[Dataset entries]
------------------------------------------------
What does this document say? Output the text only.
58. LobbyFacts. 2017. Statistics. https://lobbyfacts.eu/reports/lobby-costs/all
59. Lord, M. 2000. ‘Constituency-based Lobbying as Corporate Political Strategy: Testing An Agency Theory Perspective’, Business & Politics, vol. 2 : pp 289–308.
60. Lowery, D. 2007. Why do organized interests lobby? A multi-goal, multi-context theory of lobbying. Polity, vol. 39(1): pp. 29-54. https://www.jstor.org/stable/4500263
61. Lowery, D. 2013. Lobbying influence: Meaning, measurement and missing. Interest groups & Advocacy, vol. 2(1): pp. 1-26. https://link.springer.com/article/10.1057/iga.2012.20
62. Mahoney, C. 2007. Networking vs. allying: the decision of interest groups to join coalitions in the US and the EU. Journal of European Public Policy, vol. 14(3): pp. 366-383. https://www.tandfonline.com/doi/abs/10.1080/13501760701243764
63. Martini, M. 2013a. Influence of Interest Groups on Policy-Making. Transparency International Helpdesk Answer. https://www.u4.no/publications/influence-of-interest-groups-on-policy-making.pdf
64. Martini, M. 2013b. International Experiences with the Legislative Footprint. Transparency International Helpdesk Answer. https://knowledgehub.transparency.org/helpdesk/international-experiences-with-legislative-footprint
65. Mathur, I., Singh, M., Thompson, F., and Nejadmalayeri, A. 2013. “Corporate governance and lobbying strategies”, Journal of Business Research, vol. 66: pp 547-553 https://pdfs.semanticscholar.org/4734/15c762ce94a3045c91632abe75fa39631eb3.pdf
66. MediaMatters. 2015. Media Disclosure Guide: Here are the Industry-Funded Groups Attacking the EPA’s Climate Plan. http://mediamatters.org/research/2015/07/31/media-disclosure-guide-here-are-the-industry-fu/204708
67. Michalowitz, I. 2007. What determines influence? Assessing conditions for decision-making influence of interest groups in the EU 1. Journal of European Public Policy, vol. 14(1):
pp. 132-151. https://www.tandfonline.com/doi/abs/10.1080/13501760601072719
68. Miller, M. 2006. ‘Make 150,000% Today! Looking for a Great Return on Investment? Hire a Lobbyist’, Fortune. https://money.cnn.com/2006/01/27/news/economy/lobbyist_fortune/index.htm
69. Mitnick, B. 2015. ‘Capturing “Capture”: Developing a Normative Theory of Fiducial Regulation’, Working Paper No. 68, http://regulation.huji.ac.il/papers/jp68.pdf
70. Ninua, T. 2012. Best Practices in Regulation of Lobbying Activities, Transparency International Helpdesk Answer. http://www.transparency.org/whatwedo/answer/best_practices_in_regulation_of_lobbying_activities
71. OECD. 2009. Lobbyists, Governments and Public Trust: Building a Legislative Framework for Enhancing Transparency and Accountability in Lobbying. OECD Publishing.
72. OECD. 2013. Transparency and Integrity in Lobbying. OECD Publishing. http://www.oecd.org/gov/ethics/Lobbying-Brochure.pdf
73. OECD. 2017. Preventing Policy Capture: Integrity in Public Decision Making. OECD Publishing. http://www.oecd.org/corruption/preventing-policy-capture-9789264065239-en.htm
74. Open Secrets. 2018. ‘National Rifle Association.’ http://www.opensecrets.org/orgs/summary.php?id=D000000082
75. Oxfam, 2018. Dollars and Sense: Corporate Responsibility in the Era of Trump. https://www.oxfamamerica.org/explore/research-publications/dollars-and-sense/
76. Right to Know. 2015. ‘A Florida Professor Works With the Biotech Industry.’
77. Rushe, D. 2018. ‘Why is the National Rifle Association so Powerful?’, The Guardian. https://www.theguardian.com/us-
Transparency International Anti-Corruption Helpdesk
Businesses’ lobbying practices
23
------------------------------------------------
Nothing in the listing may be changed; retype it all exactly.

What does this document say? Output the text only.
58. LobbyFacts. 2017. Statistics. https://lobbyfacts.eu/reports/lobby-costs/all
59. Lord, M. 2000. ‘Constituency-based Lobbying as Corporate Political Strategy: Testing An Agency Theory Perspective’, Business & Politics, vol. 2 : pp 289–308.
60. Lowery, D. 2007. Why do organized interests lobby? A multi-goal, multi-context theory of lobbying. Polity, vol. 39(1): pp. 29-54. https://www.jstor.org/stable/4500263
61. Lowery, D. 2013. Lobbying influence: Meaning, measurement and missing. Interest groups & Advocacy, vol. 2(1): pp. 1-26. https://link.springer.com/article/10.1057/iga.2012.20
62. Mahoney, C. 2007. Networking vs. allying: the decision of interest groups to join coalitions in the US and the EU. Journal of European Public Policy, vol. 14(3): pp. 366-383. https://www.tandfonline.com/doi/abs/10.1080/13501760701243764
63. Martini, M. 2013a. Influence of Interest Groups on Policy-Making. Transparency International Helpdesk Answer. https://www.u4.no/publications/influence-of-interest-groups-on-policy-making.pdf
64. Martini, M. 2013b. International Experiences with the Legislative Footprint. Transparency International Helpdesk Answer. https://knowledgehub.transparency.org/helpdesk/international-experiences-with-legislative-footprint
65. Mathur, I., Singh, M., Thompson, F., and Nejadmalayeri, A. 2013. “Corporate governance and lobbying strategies”, Journal of Business Research, vol. 66: pp 547-553 https://pdfs.semanticscholar.org/4734/15c762ce94a3045c91632abe75fa39631eb3.pdf
66. MediaMatters. 2015. Media Disclosure Guide: Here are the Industry-Funded Groups Attacking the EPA’s Climate Plan. http://mediamatters.org/research/2015/07/31/media-disclosure-guide-here-are-the-industry-fu/204708
67. Michalowitz, I. 2007. What determines influence? Assessing conditions for decision-making influence of interest groups in the EU 1. Journal of European Public Policy, vol. 14(1):
pp. 132-151. https://www.tandfonline.com/doi/abs/10.1080/13501760601072719
68. Miller, M. 2006. ‘Make 150,000% Today! Looking for a Great Return on Investment? Hire a Lobbyist’, Fortune. https://money.cnn.com/2006/01/27/news/economy/lobbyist_fortune/index.htm
69. Mitnick, B. 2015. ‘Capturing “Capture”: Developing a Normative Theory of Fiducial Regulation’, Working Paper No. 68, http://regulation.huji.ac.il/papers/jp68.pdf
70. Ninua, T. 2012. Best Practices in Regulation of Lobbying Activities, Transparency International Helpdesk Answer. http://www.transparency.org/whatwedo/answer/best_practices_in_regulation_of_lobbying_activities
71. OECD. 2009. Lobbyists, Governments and Public Trust: Building a Legislative Framework for Enhancing Transparency and Accountability in Lobbying. OECD Publishing.
72. OECD. 2013. Transparency and Integrity in Lobbying. OECD Publishing. http://www.oecd.org/gov/ethics/Lobbying-Brochure.pdf
73. OECD. 2017. Preventing Policy Capture: Integrity in Public Decision Making. OECD Publishing. http://www.oecd.org/corruption/preventing-policy-capture-9789264065239-en.htm
74. Open Secrets. 2018. ‘National Rifle Association.’ http://www.opensecrets.org/orgs/summary.php?id=D000000082
75. Oxfam, 2018. Dollars and Sense: Corporate Responsibility in the Era of Trump. https://www.oxfamamerica.org/explore/research-publications/dollars-and-sense/
76. Right to Know. 2015. ‘A Florida Professor Works With the Biotech Industry.’
77. Rushe, D. 2018. ‘Why is the National Rifle Association so Powerful?’, The Guardian. https://www.theguardian.com/us-
Transparency International Anti-Corruption Helpdesk
Businesses’ lobbying practices
23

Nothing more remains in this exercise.